Items =
▬▬▬

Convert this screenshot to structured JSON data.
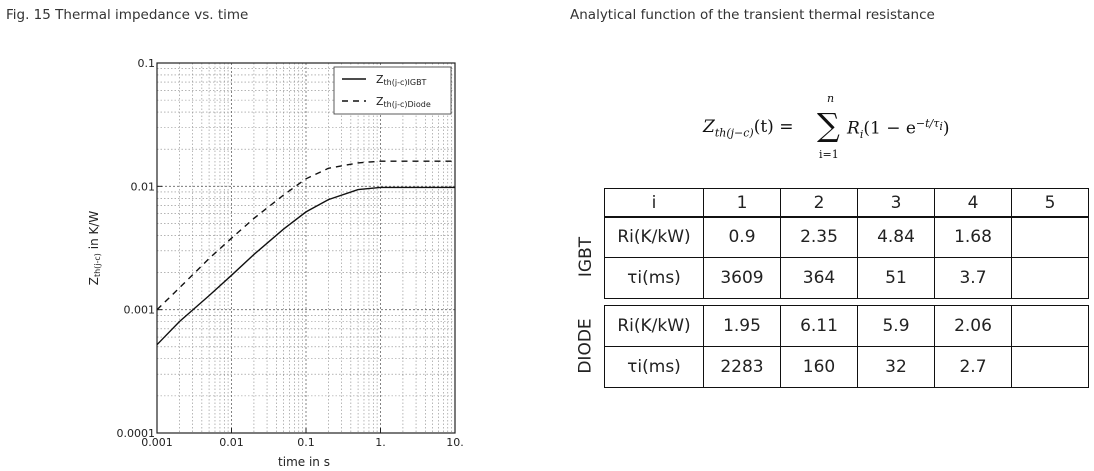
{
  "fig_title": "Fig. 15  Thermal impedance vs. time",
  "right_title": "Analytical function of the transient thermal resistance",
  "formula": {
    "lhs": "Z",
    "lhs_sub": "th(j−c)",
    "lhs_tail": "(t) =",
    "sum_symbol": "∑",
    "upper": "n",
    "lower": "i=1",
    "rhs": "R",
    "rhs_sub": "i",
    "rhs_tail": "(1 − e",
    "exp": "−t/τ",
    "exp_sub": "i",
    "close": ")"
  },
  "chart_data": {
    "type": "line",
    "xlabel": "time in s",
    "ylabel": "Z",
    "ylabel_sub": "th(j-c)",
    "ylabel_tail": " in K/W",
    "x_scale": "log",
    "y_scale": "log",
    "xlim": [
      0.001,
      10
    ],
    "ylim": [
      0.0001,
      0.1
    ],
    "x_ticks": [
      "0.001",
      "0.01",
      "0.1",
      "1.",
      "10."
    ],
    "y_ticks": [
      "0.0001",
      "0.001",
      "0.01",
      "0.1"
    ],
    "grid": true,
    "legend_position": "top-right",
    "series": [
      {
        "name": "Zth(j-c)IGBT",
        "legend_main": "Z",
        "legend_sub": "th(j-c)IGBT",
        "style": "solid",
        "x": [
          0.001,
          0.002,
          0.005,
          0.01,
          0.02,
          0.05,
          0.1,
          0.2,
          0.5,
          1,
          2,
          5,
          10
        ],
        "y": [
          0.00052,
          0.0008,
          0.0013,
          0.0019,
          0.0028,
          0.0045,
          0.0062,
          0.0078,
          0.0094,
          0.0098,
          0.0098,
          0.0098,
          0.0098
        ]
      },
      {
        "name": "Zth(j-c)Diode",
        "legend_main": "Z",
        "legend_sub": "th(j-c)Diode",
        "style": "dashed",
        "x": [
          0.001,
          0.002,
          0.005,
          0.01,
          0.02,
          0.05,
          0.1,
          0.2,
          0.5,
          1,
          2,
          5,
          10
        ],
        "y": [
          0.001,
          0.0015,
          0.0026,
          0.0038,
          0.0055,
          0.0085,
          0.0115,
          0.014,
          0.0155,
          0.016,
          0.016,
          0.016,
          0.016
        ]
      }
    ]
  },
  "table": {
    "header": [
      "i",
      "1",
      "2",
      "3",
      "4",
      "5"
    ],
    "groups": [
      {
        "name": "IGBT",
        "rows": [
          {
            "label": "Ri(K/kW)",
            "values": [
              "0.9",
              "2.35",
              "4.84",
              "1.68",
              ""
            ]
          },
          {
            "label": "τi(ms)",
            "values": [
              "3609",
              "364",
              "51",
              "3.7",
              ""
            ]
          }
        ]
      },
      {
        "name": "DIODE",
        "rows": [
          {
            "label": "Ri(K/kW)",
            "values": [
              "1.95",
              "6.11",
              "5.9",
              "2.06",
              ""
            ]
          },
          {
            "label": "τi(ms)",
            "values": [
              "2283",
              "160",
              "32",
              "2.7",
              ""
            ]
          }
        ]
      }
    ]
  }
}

▬▬▬

Given problem =
Read through the entries and copy every line that includes "name".

Complete output =
        "name": "Zth(j-c)IGBT",
        "name": "Zth(j-c)Diode",
        "name": "IGBT",
        "name": "DIODE",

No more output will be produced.